GOAL: Would you copy out the whole listing exactly as given?

PROVIDED INFORMATION:
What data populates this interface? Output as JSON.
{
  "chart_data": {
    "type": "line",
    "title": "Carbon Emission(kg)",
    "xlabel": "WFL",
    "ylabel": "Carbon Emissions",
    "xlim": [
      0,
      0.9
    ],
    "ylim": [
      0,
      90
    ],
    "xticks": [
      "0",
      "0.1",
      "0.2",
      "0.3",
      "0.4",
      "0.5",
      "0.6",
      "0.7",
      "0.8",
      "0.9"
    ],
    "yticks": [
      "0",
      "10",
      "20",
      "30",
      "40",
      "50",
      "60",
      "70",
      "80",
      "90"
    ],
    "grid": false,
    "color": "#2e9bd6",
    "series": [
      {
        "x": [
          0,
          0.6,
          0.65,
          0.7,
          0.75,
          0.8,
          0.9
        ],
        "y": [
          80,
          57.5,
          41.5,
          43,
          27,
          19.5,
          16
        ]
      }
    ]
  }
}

SOLUTION FOR THIS TASK:
What data populates this interface? Output as JSON.
{
  "chart_data": {
    "type": "line",
    "title": "Carbon Emission(kg)",
    "xlabel": "WFL",
    "ylabel": "Carbon Emissions",
    "xlim": [
      0,
      0.9
    ],
    "ylim": [
      0,
      90
    ],
    "xticks": [
      "0",
      "0.1",
      "0.2",
      "0.3",
      "0.4",
      "0.5",
      "0.6",
      "0.7",
      "0.8",
      "0.9"
    ],
    "yticks": [
      "0",
      "10",
      "20",
      "30",
      "40",
      "50",
      "60",
      "70",
      "80",
      "90"
    ],
    "grid": false,
    "color": "#2e9bd6",
    "series": [
      {
        "x": [
          0,
          0.6,
          0.65,
          0.7,
          0.75,
          0.8,
          0.9
        ],
        "y": [
          80,
          57.5,
          41.5,
          43,
          27,
          19.5,
          16
        ]
      }
    ]
  }
}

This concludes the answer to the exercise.